## [What you have to do]
Quote the whole listing exactly. Leave the pictures out of your copy.

## [Data for this exercise]
━━━━━━━━━━━━━━━━━━━━

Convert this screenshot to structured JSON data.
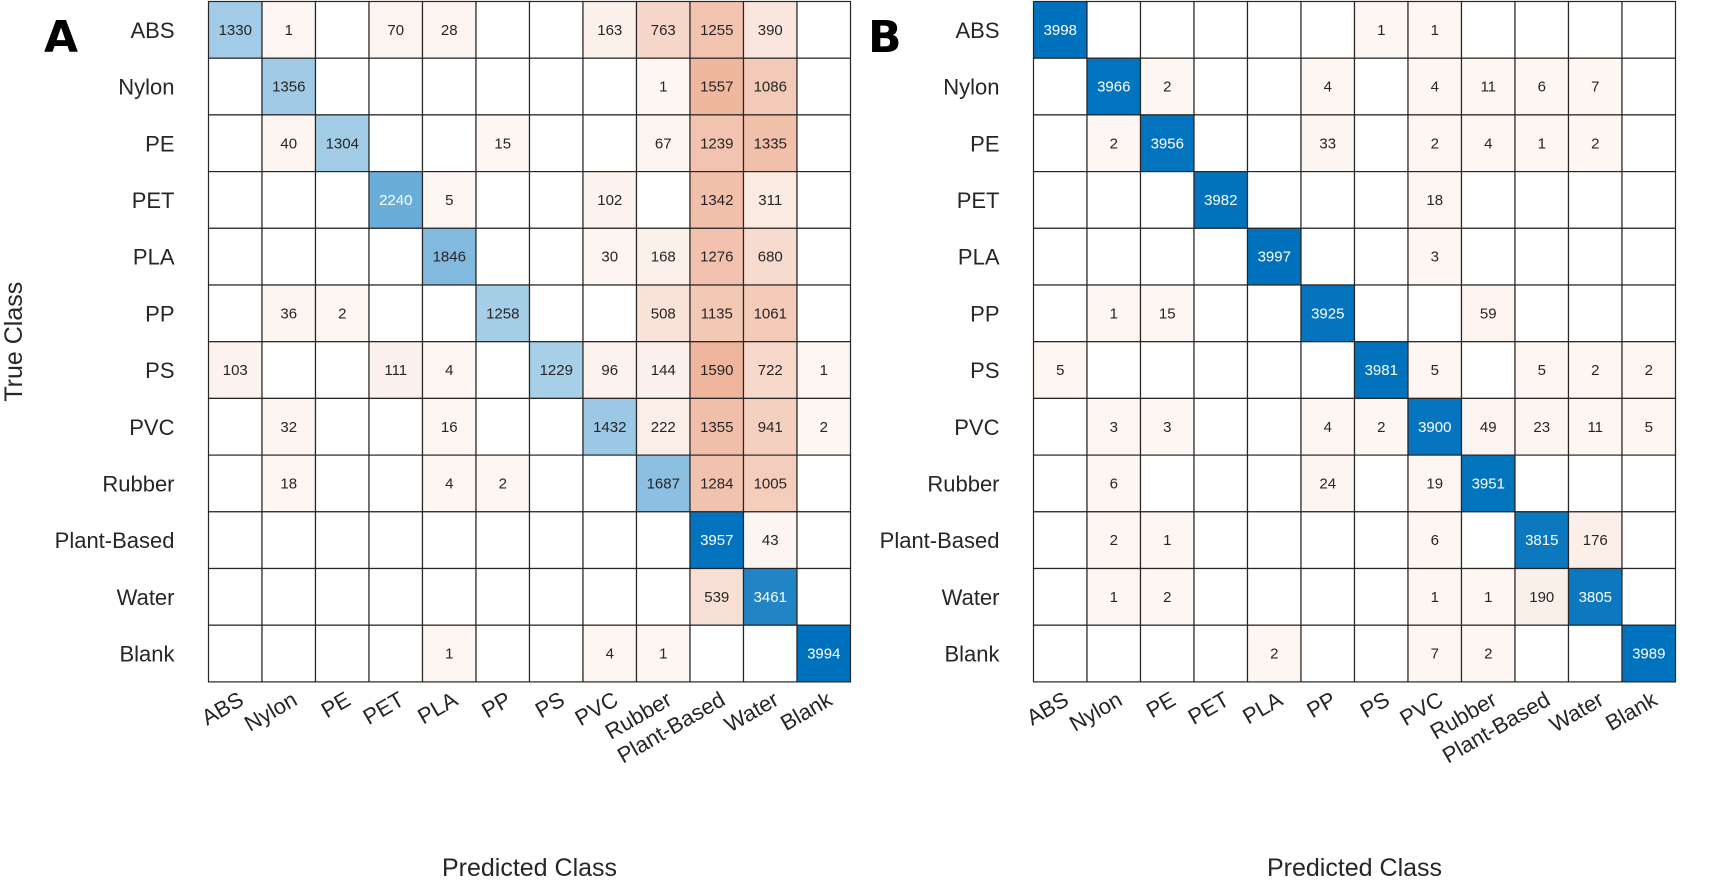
{
  "chart_data": [
    {
      "type": "heatmap",
      "panel_label": "A",
      "xlabel": "Predicted Class",
      "ylabel": "True Class",
      "x_categories": [
        "ABS",
        "Nylon",
        "PE",
        "PET",
        "PLA",
        "PP",
        "PS",
        "PVC",
        "Rubber",
        "Plant-Based",
        "Water",
        "Blank"
      ],
      "y_categories": [
        "ABS",
        "Nylon",
        "PE",
        "PET",
        "PLA",
        "PP",
        "PS",
        "PVC",
        "Rubber",
        "Plant-Based",
        "Water",
        "Blank"
      ],
      "values": [
        [
          1330,
          1,
          null,
          70,
          28,
          null,
          null,
          163,
          763,
          1255,
          390,
          null
        ],
        [
          null,
          1356,
          null,
          null,
          null,
          null,
          null,
          null,
          1,
          1557,
          1086,
          null
        ],
        [
          null,
          40,
          1304,
          null,
          null,
          15,
          null,
          null,
          67,
          1239,
          1335,
          null
        ],
        [
          null,
          null,
          null,
          2240,
          5,
          null,
          null,
          102,
          null,
          1342,
          311,
          null
        ],
        [
          null,
          null,
          null,
          null,
          1846,
          null,
          null,
          30,
          168,
          1276,
          680,
          null
        ],
        [
          null,
          36,
          2,
          null,
          null,
          1258,
          null,
          null,
          508,
          1135,
          1061,
          null
        ],
        [
          103,
          null,
          null,
          111,
          4,
          null,
          1229,
          96,
          144,
          1590,
          722,
          1
        ],
        [
          null,
          32,
          null,
          null,
          16,
          null,
          null,
          1432,
          222,
          1355,
          941,
          2
        ],
        [
          null,
          18,
          null,
          null,
          4,
          2,
          null,
          null,
          1687,
          1284,
          1005,
          null
        ],
        [
          null,
          null,
          null,
          null,
          null,
          null,
          null,
          null,
          null,
          3957,
          43,
          null
        ],
        [
          null,
          null,
          null,
          null,
          null,
          null,
          null,
          null,
          null,
          539,
          3461,
          null
        ],
        [
          null,
          null,
          null,
          null,
          1,
          null,
          null,
          4,
          1,
          null,
          null,
          3994
        ]
      ],
      "colors": {
        "diagonal": "#0072BD",
        "off_diagonal": "#D95319",
        "grid": "#262626"
      }
    },
    {
      "type": "heatmap",
      "panel_label": "B",
      "xlabel": "Predicted Class",
      "ylabel": "",
      "x_categories": [
        "ABS",
        "Nylon",
        "PE",
        "PET",
        "PLA",
        "PP",
        "PS",
        "PVC",
        "Rubber",
        "Plant-Based",
        "Water",
        "Blank"
      ],
      "y_categories": [
        "ABS",
        "Nylon",
        "PE",
        "PET",
        "PLA",
        "PP",
        "PS",
        "PVC",
        "Rubber",
        "Plant-Based",
        "Water",
        "Blank"
      ],
      "values": [
        [
          3998,
          null,
          null,
          null,
          null,
          null,
          1,
          1,
          null,
          null,
          null,
          null
        ],
        [
          null,
          3966,
          2,
          null,
          null,
          4,
          null,
          4,
          11,
          6,
          7,
          null
        ],
        [
          null,
          2,
          3956,
          null,
          null,
          33,
          null,
          2,
          4,
          1,
          2,
          null
        ],
        [
          null,
          null,
          null,
          3982,
          null,
          null,
          null,
          18,
          null,
          null,
          null,
          null
        ],
        [
          null,
          null,
          null,
          null,
          3997,
          null,
          null,
          3,
          null,
          null,
          null,
          null
        ],
        [
          null,
          1,
          15,
          null,
          null,
          3925,
          null,
          null,
          59,
          null,
          null,
          null
        ],
        [
          5,
          null,
          null,
          null,
          null,
          null,
          3981,
          5,
          null,
          5,
          2,
          2
        ],
        [
          null,
          3,
          3,
          null,
          null,
          4,
          2,
          3900,
          49,
          23,
          11,
          5
        ],
        [
          null,
          6,
          null,
          null,
          null,
          24,
          null,
          19,
          3951,
          null,
          null,
          null
        ],
        [
          null,
          2,
          1,
          null,
          null,
          null,
          null,
          6,
          null,
          3815,
          176,
          null
        ],
        [
          null,
          1,
          2,
          null,
          null,
          null,
          null,
          1,
          1,
          190,
          3805,
          null
        ],
        [
          null,
          null,
          null,
          null,
          2,
          null,
          null,
          7,
          2,
          null,
          null,
          3989
        ]
      ],
      "colors": {
        "diagonal": "#0072BD",
        "off_diagonal": "#D95319",
        "grid": "#262626"
      }
    }
  ]
}
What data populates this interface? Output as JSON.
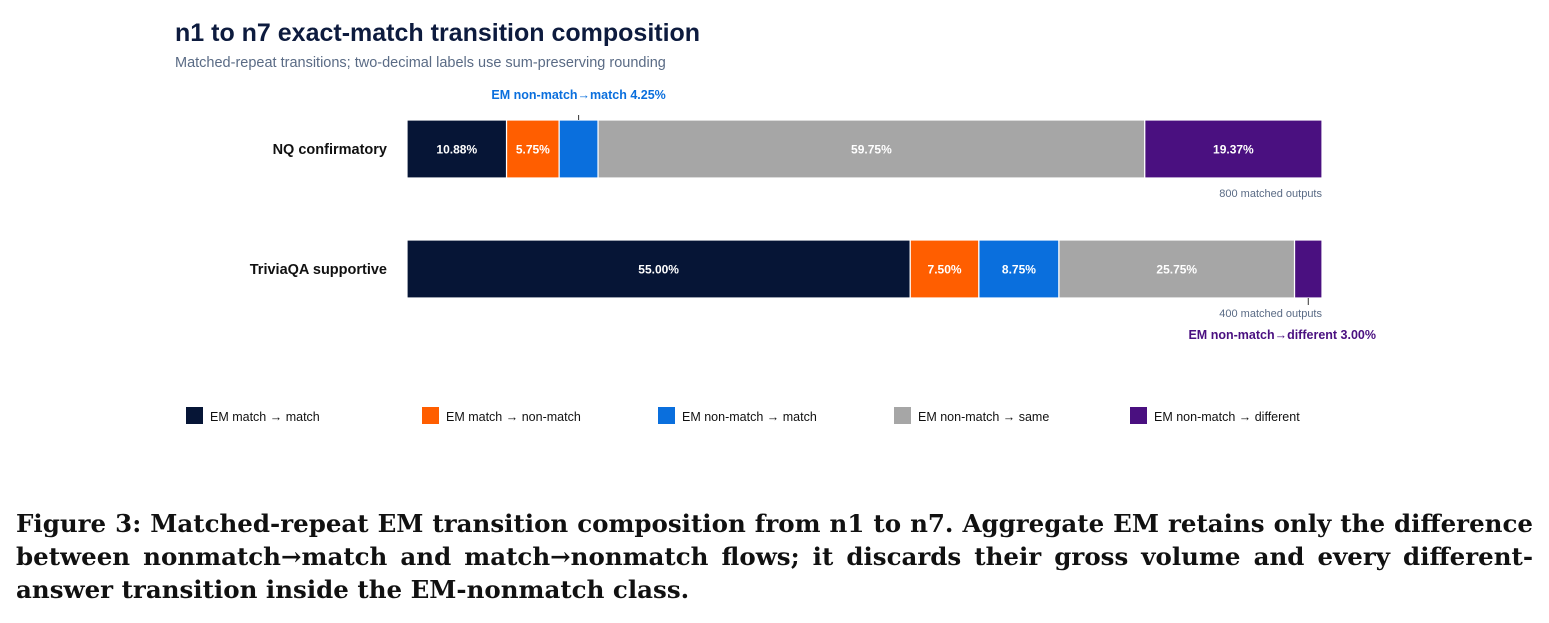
{
  "chart_data": {
    "type": "bar",
    "orientation": "horizontal",
    "stacked": true,
    "title": "n1 to n7 exact-match transition composition",
    "subtitle": "Matched-repeat transitions; two-decimal labels use sum-preserving rounding",
    "categories": [
      "NQ confirmatory",
      "TriviaQA supportive"
    ],
    "series": [
      {
        "name": "EM match → match",
        "color": "#061536",
        "values": [
          10.88,
          55.0
        ],
        "labels": [
          "10.88%",
          "55.00%"
        ]
      },
      {
        "name": "EM match → non-match",
        "color": "#ff5e00",
        "values": [
          5.75,
          7.5
        ],
        "labels": [
          "5.75%",
          "7.50%"
        ]
      },
      {
        "name": "EM non-match → match",
        "color": "#0a6fdd",
        "values": [
          4.25,
          8.75
        ],
        "labels": [
          "",
          "8.75%"
        ]
      },
      {
        "name": "EM non-match → same",
        "color": "#a6a6a6",
        "values": [
          59.75,
          25.75
        ],
        "labels": [
          "59.75%",
          "25.75%"
        ]
      },
      {
        "name": "EM non-match → different",
        "color": "#4a1080",
        "values": [
          19.37,
          3.0
        ],
        "labels": [
          "19.37%",
          ""
        ]
      }
    ],
    "totals": [
      "800 matched outputs",
      "400 matched outputs"
    ],
    "annotations": [
      {
        "text": "EM non-match→match 4.25%",
        "category": 0,
        "series": 2,
        "side": "above",
        "color": "#0a6fdd"
      },
      {
        "text": "EM non-match→different 3.00%",
        "category": 1,
        "series": 4,
        "side": "below",
        "color": "#4a1080"
      }
    ],
    "xlim": [
      0,
      100
    ],
    "grid": false,
    "legend_position": "bottom"
  },
  "caption": "Figure 3: Matched-repeat EM transition composition from n1 to n7. Aggregate EM retains only the difference between nonmatch→match and match→nonmatch flows; it discards their gross volume and every different-answer transition inside the EM-nonmatch class."
}
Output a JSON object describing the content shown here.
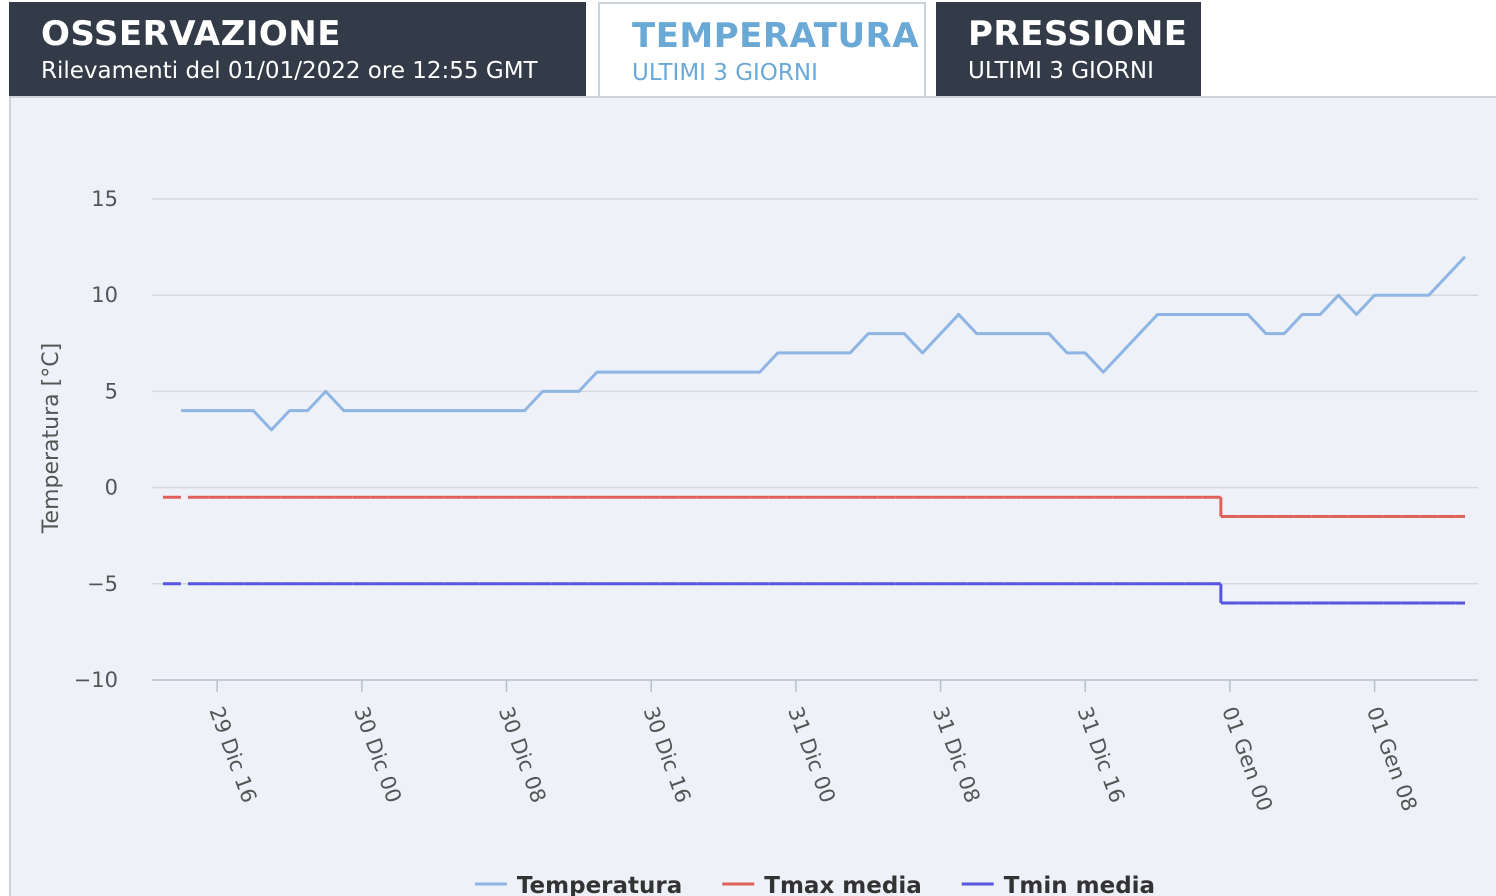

━━━━━━━━━━━━━━━━━━━━

## [Written answer]
Convert this screenshot to structured JSON data.
{
  "chart_data": [
    {
      "type": "heatmap",
      "panel_label": "A",
      "xlabel": "Predicted Class",
      "ylabel": "True Class",
      "x_categories": [
        "ABS",
        "Nylon",
        "PE",
        "PET",
        "PLA",
        "PP",
        "PS",
        "PVC",
        "Rubber",
        "Plant-Based",
        "Water",
        "Blank"
      ],
      "y_categories": [
        "ABS",
        "Nylon",
        "PE",
        "PET",
        "PLA",
        "PP",
        "PS",
        "PVC",
        "Rubber",
        "Plant-Based",
        "Water",
        "Blank"
      ],
      "values": [
        [
          1330,
          1,
          null,
          70,
          28,
          null,
          null,
          163,
          763,
          1255,
          390,
          null
        ],
        [
          null,
          1356,
          null,
          null,
          null,
          null,
          null,
          null,
          1,
          1557,
          1086,
          null
        ],
        [
          null,
          40,
          1304,
          null,
          null,
          15,
          null,
          null,
          67,
          1239,
          1335,
          null
        ],
        [
          null,
          null,
          null,
          2240,
          5,
          null,
          null,
          102,
          null,
          1342,
          311,
          null
        ],
        [
          null,
          null,
          null,
          null,
          1846,
          null,
          null,
          30,
          168,
          1276,
          680,
          null
        ],
        [
          null,
          36,
          2,
          null,
          null,
          1258,
          null,
          null,
          508,
          1135,
          1061,
          null
        ],
        [
          103,
          null,
          null,
          111,
          4,
          null,
          1229,
          96,
          144,
          1590,
          722,
          1
        ],
        [
          null,
          32,
          null,
          null,
          16,
          null,
          null,
          1432,
          222,
          1355,
          941,
          2
        ],
        [
          null,
          18,
          null,
          null,
          4,
          2,
          null,
          null,
          1687,
          1284,
          1005,
          null
        ],
        [
          null,
          null,
          null,
          null,
          null,
          null,
          null,
          null,
          null,
          3957,
          43,
          null
        ],
        [
          null,
          null,
          null,
          null,
          null,
          null,
          null,
          null,
          null,
          539,
          3461,
          null
        ],
        [
          null,
          null,
          null,
          null,
          1,
          null,
          null,
          4,
          1,
          null,
          null,
          3994
        ]
      ],
      "colors": {
        "diagonal": "#0072BD",
        "off_diagonal": "#D95319",
        "grid": "#262626"
      }
    },
    {
      "type": "heatmap",
      "panel_label": "B",
      "xlabel": "Predicted Class",
      "ylabel": "",
      "x_categories": [
        "ABS",
        "Nylon",
        "PE",
        "PET",
        "PLA",
        "PP",
        "PS",
        "PVC",
        "Rubber",
        "Plant-Based",
        "Water",
        "Blank"
      ],
      "y_categories": [
        "ABS",
        "Nylon",
        "PE",
        "PET",
        "PLA",
        "PP",
        "PS",
        "PVC",
        "Rubber",
        "Plant-Based",
        "Water",
        "Blank"
      ],
      "values": [
        [
          3998,
          null,
          null,
          null,
          null,
          null,
          1,
          1,
          null,
          null,
          null,
          null
        ],
        [
          null,
          3966,
          2,
          null,
          null,
          4,
          null,
          4,
          11,
          6,
          7,
          null
        ],
        [
          null,
          2,
          3956,
          null,
          null,
          33,
          null,
          2,
          4,
          1,
          2,
          null
        ],
        [
          null,
          null,
          null,
          3982,
          null,
          null,
          null,
          18,
          null,
          null,
          null,
          null
        ],
        [
          null,
          null,
          null,
          null,
          3997,
          null,
          null,
          3,
          null,
          null,
          null,
          null
        ],
        [
          null,
          1,
          15,
          null,
          null,
          3925,
          null,
          null,
          59,
          null,
          null,
          null
        ],
        [
          5,
          null,
          null,
          null,
          null,
          null,
          3981,
          5,
          null,
          5,
          2,
          2
        ],
        [
          null,
          3,
          3,
          null,
          null,
          4,
          2,
          3900,
          49,
          23,
          11,
          5
        ],
        [
          null,
          6,
          null,
          null,
          null,
          24,
          null,
          19,
          3951,
          null,
          null,
          null
        ],
        [
          null,
          2,
          1,
          null,
          null,
          null,
          null,
          6,
          null,
          3815,
          176,
          null
        ],
        [
          null,
          1,
          2,
          null,
          null,
          null,
          null,
          1,
          1,
          190,
          3805,
          null
        ],
        [
          null,
          null,
          null,
          null,
          2,
          null,
          null,
          7,
          2,
          null,
          null,
          3989
        ]
      ],
      "colors": {
        "diagonal": "#0072BD",
        "off_diagonal": "#D95319",
        "grid": "#262626"
      }
    }
  ]
}
What data populates this interface? Output as JSON.
{
  "chart_data": {
    "type": "bar",
    "orientation": "horizontal",
    "stacked": true,
    "title": "n1 to n7 exact-match transition composition",
    "subtitle": "Matched-repeat transitions; two-decimal labels use sum-preserving rounding",
    "categories": [
      "NQ confirmatory",
      "TriviaQA supportive"
    ],
    "series": [
      {
        "name": "EM match → match",
        "color": "#061536",
        "values": [
          10.88,
          55.0
        ],
        "labels": [
          "10.88%",
          "55.00%"
        ]
      },
      {
        "name": "EM match → non-match",
        "color": "#ff5e00",
        "values": [
          5.75,
          7.5
        ],
        "labels": [
          "5.75%",
          "7.50%"
        ]
      },
      {
        "name": "EM non-match → match",
        "color": "#0a6fdd",
        "values": [
          4.25,
          8.75
        ],
        "labels": [
          "",
          "8.75%"
        ]
      },
      {
        "name": "EM non-match → same",
        "color": "#a6a6a6",
        "values": [
          59.75,
          25.75
        ],
        "labels": [
          "59.75%",
          "25.75%"
        ]
      },
      {
        "name": "EM non-match → different",
        "color": "#4a1080",
        "values": [
          19.37,
          3.0
        ],
        "labels": [
          "19.37%",
          ""
        ]
      }
    ],
    "totals": [
      "800 matched outputs",
      "400 matched outputs"
    ],
    "annotations": [
      {
        "text": "EM non-match→match 4.25%",
        "category": 0,
        "series": 2,
        "side": "above",
        "color": "#0a6fdd"
      },
      {
        "text": "EM non-match→different 3.00%",
        "category": 1,
        "series": 4,
        "side": "below",
        "color": "#4a1080"
      }
    ],
    "xlim": [
      0,
      100
    ],
    "grid": false,
    "legend_position": "bottom"
  },
  "caption": "Figure 3: Matched-repeat EM transition composition from n1 to n7. Aggregate EM retains only the difference between nonmatch→match and match→nonmatch flows; it discards their gross volume and every different-answer transition inside the EM-nonmatch class."
}
Output a JSON object describing the content shown here.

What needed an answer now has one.